WRITTEN INSTRUCTION:
Using the piece below about rebooting Bootstrap for Apache NiFi 2, decide whether each statement agrees with it, answering yes or no and quoting the words that decide it: 1. The bootstrap module has been part of NiFi since version 0.0.1. 2. Shared capabilities are kept in shell scripts written for each platform. 3. The rebuilt bootstrap components drop support for existing shell script commands.
** begin EXCERPTED TEXT **
Rebooting Bootstrap for Apache NiFi 2
Structural Background
The bootstrap module for Apache NiFi has provided process control as a foundational feature of the application since the initial release of version 0.0.1. Shell scripts designed for different platforms provide user-facing commands, but as the name implies, the bootstrap module manages the lifecycle of the Java Virtual Machine process for the application. This layered implementation strategy keeps shared capabilities in Java code, avoiding additional complexity in scripts specific to each supported platform. From preparing the application class path to formatting command arguments, the bootstrap module ensures that the NiFi launch process is both consistent and configurable across supported operating systems.
Introduction
The redesigned bootstrap process for Apache NiFi 2 combines modernized process handling with standardized HTTP monitoring, providing a robust structure for various deployment strategies. The rebuilt bootstrap components maintain support for existing shell script commands, minimizing the direct impact to users while introducing important structural improvements. Significant refactoring of bootstrap components also involved restructuring the framework runtime module with status reporting over HTTP.
** end EXCERPTED TEXT **
** begin PROVIDED RECORDS **
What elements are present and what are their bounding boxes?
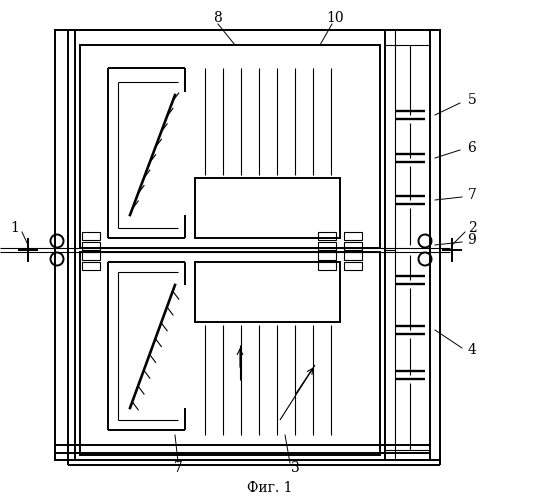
Bar (318, 232, 336, 240)
Text: 3: 3 (290, 461, 299, 475)
Bar (195, 178, 340, 238)
Bar (385, 30, 440, 460)
Bar (318, 262, 336, 270)
Bar (82, 232, 100, 240)
Bar (82, 262, 100, 270)
Text: 10: 10 (326, 11, 344, 25)
Bar (344, 232, 362, 240)
Text: 7: 7 (173, 461, 183, 475)
Text: Фиг. 1: Фиг. 1 (247, 481, 293, 495)
Bar (344, 252, 362, 260)
Text: 1: 1 (10, 221, 20, 235)
Text: 8: 8 (214, 11, 223, 25)
Bar (80, 252, 380, 455)
Bar (344, 242, 362, 250)
Bar (55, 30, 430, 460)
Bar (82, 252, 100, 260)
Bar (344, 262, 362, 270)
Text: 7: 7 (468, 188, 476, 202)
Bar (82, 242, 100, 250)
Text: 6: 6 (468, 141, 476, 155)
Text: 2: 2 (468, 221, 476, 235)
Bar (80, 45, 380, 248)
Text: 4: 4 (468, 343, 476, 357)
Bar (318, 252, 336, 260)
Text: 5: 5 (468, 93, 476, 107)
Bar (195, 262, 340, 322)
Text: 9: 9 (468, 233, 476, 247)
Bar (318, 242, 336, 250)
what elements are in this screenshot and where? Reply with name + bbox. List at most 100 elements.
** end PROVIDED RECORDS **
ANSWER IN FULL:
1. Yes: "since the initial release of version 0.0.1"
2. No: "keeps shared capabilities in Java code, avoiding additional complexity in scripts specific to each supported platform"
3. No: "maintain support for existing shell script commands"